**Task inputs**
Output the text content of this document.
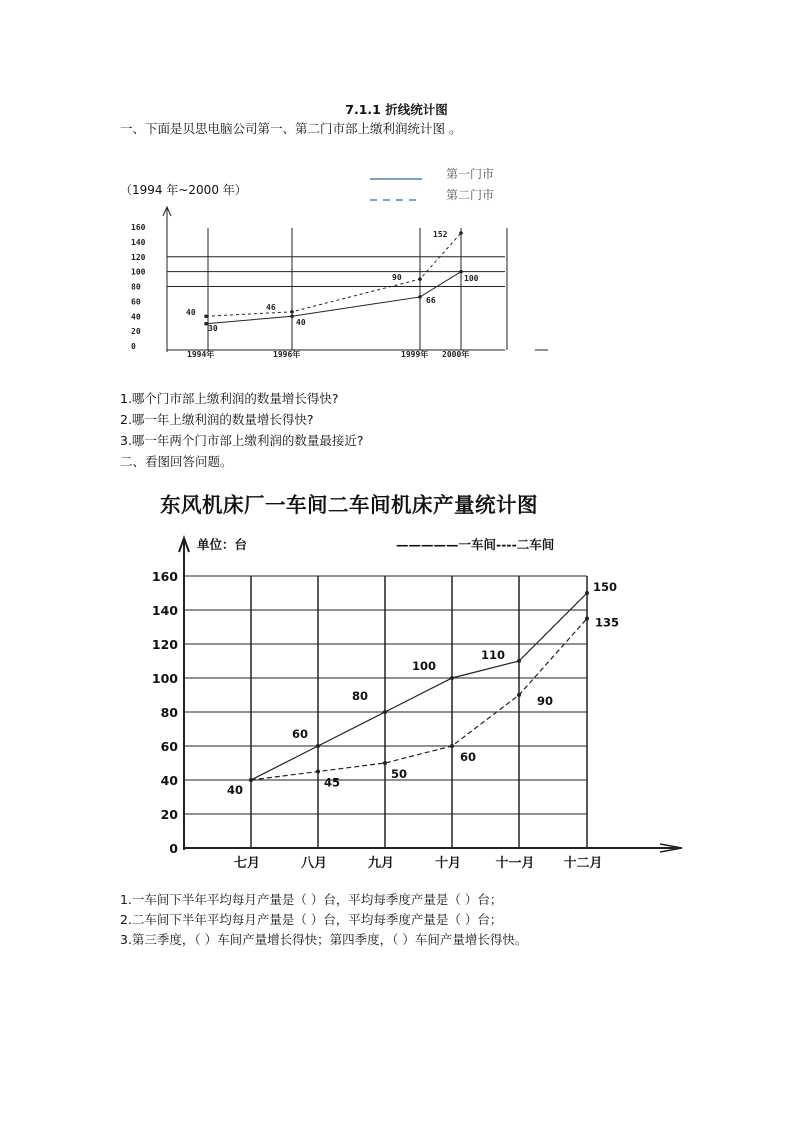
7.1.1 折线统计图
一、下面是贝思电脑公司第一、第二门市部上缴利润统计图 。
0
20
40
60
80
100
120
140
160
1994年	1996年	1999年 2000年
30
40
66
100
40
46
90
152
（1994 年~2000 年）
第一门市
第二门市
1.哪个门市部上缴利润的数量增长得快?
2.哪一年上缴利润的数量增长得快?
3.哪一年两个门市部上缴利润的数量最接近?
二、看图回答问题。
0
20
40
60
80
100
120
140
160
七月	八月	九月	十月	十一月 十二月
40
60
80
100
110
150
45
50
60
90
135
东风机床厂一车间二车间机床产量统计图
单位：台	—————一车间----二车间
1.一车间下半年平均每月产量是（ ）台，平均每季度产量是（ ）台；
2.二车间下半年平均每月产量是（ ）台，平均每季度产量是（ ）台；
3.第三季度，（ ）车间产量增长得快；第四季度，（ ）车间产量增长得快。
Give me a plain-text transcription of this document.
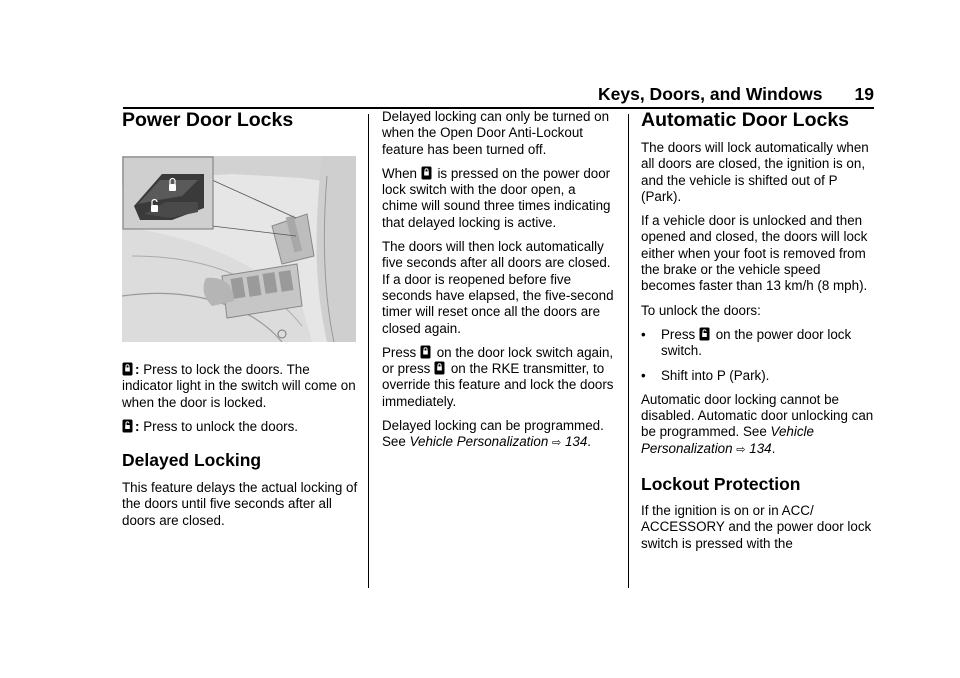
Keys, Doors, and Windows 19
Power Door Locks

: Press to lock the doors. The indicator light in the switch will come on when the door is locked.

: Press to unlock the doors.

Delayed Locking

This feature delays the actual locking of the doors until five seconds after all doors are closed.

Delayed locking can only be turned on when the Open Door Anti-Lockout feature has been turned off.

When is pressed on the power door lock switch with the door open, a chime will sound three times indicating that delayed locking is active.

The doors will then lock automatically five seconds after all doors are closed. If a door is reopened before five seconds have elapsed, the five-second timer will reset once all the doors are closed again.

Press on the door lock switch again, or press on the RKE transmitter, to override this feature and lock the doors immediately.

Delayed locking can be programmed. See Vehicle Personalization ⇨ 134.

Automatic Door Locks

The doors will lock automatically when all doors are closed, the ignition is on, and the vehicle is shifted out of P (Park).

If a vehicle door is unlocked and then opened and closed, the doors will lock either when your foot is removed from the brake or the vehicle speed becomes faster than 13 km/h (8 mph).

To unlock the doors:

• Press on the power door lock switch.

• Shift into P (Park).

Automatic door locking cannot be disabled. Automatic door unlocking can be programmed. See Vehicle Personalization ⇨ 134.

Lockout Protection

If the ignition is on or in ACC/ ACCESSORY and the power door lock switch is pressed with the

**Problem description**
Quote the preceding records in their entirety, excluding every picture.

**Task response**
Output the text content of this document.
7.1.1 折线统计图
一、下面是贝思电脑公司第一、第二门市部上缴利润统计图 。
0
20
40
60
80
100
120
140
160
1994年	1996年	1999年 2000年
30
40
66
100
40
46
90
152
（1994 年~2000 年）
第一门市
第二门市
1.哪个门市部上缴利润的数量增长得快?
2.哪一年上缴利润的数量增长得快?
3.哪一年两个门市部上缴利润的数量最接近?
二、看图回答问题。
0
20
40
60
80
100
120
140
160
七月	八月	九月	十月	十一月 十二月
40
60
80
100
110
150
45
50
60
90
135
东风机床厂一车间二车间机床产量统计图
单位：台	—————一车间----二车间
1.一车间下半年平均每月产量是（ ）台，平均每季度产量是（ ）台；
2.二车间下半年平均每月产量是（ ）台，平均每季度产量是（ ）台；
3.第三季度，（ ）车间产量增长得快；第四季度，（ ）车间产量增长得快。
Give me a plain-text transcription of this document.
Keys, Doors, and Windows 19
Power Door Locks

: Press to lock the doors. The indicator light in the switch will come on when the door is locked.

: Press to unlock the doors.

Delayed Locking

This feature delays the actual locking of the doors until five seconds after all doors are closed.

Delayed locking can only be turned on when the Open Door Anti-Lockout feature has been turned off.

When is pressed on the power door lock switch with the door open, a chime will sound three times indicating that delayed locking is active.

The doors will then lock automatically five seconds after all doors are closed. If a door is reopened before five seconds have elapsed, the five-second timer will reset once all the doors are closed again.

Press on the door lock switch again, or press on the RKE transmitter, to override this feature and lock the doors immediately.

Delayed locking can be programmed. See Vehicle Personalization ⇨ 134.

Automatic Door Locks

The doors will lock automatically when all doors are closed, the ignition is on, and the vehicle is shifted out of P (Park).

If a vehicle door is unlocked and then opened and closed, the doors will lock either when your foot is removed from the brake or the vehicle speed becomes faster than 13 km/h (8 mph).

To unlock the doors:

• Press on the power door lock switch.

• Shift into P (Park).

Automatic door locking cannot be disabled. Automatic door unlocking can be programmed. See Vehicle Personalization ⇨ 134.

Lockout Protection

If the ignition is on or in ACC/ ACCESSORY and the power door lock switch is pressed with the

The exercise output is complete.